[Dataset records of page text]

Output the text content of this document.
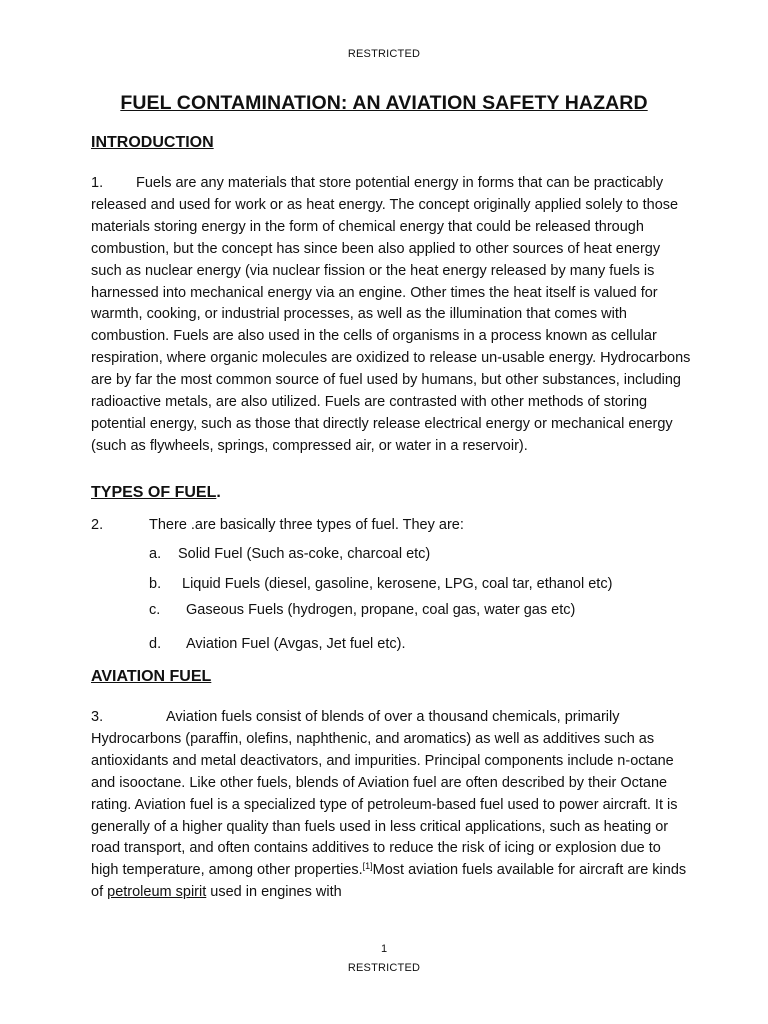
RESTRICTED
FUEL CONTAMINATION: AN AVIATION SAFETY HAZARD
INTRODUCTION

1. Fuels are any materials that store potential energy in forms that can be practicably released and used for work or as heat energy. The concept originally applied solely to those materials storing energy in the form of chemical energy that could be released through combustion, but the concept has since been also applied to other sources of heat energy such as nuclear energy (via nuclear fission or the heat energy released by many fuels is harnessed into mechanical energy via an engine. Other times the heat itself is valued for warmth, cooking, or industrial processes, as well as the illumination that comes with combustion. Fuels are also used in the cells of organisms in a process known as cellular respiration, where organic molecules are oxidized to release un-usable energy. Hydrocarbons are by far the most common source of fuel used by humans, but other substances, including radioactive metals, are also utilized. Fuels are contrasted with other methods of storing potential energy, such as those that directly release electrical energy or mechanical energy (such as flywheels, springs, compressed air, or water in a reservoir).

TYPES OF FUEL.
2.	There .are basically three types of fuel. They are:
a. Solid Fuel (Such as-coke, charcoal etc)
b. Liquid Fuels (diesel, gasoline, kerosene, LPG, coal tar, ethanol etc)
c. Gaseous Fuels (hydrogen, propane, coal gas, water gas etc)
d. Aviation Fuel (Avgas, Jet fuel etc).
AVIATION FUEL

3.	Aviation fuels consist of blends of over a thousand chemicals, primarily Hydrocarbons (paraffin, olefins, naphthenic, and aromatics) as well as additives such as antioxidants and metal deactivators, and impurities. Principal components include n-octane and isooctane. Like other fuels, blends of Aviation fuel are often described by their Octane rating. Aviation fuel is a specialized type of petroleum-based fuel used to power aircraft. It is generally of a higher quality than fuels used in less critical applications, such as heating or road transport, and often contains additives to reduce the risk of icing or explosion due to high temperature, among other properties.[1]Most aviation fuels available for aircraft are kinds of petroleum spirit used in engines with

1
RESTRICTED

- **WHAT TO DO**:
Looking at the records above, state the number of lines where the word "with" occurs, and write nothing beyond it.

- **TASK SOLUTION**:
2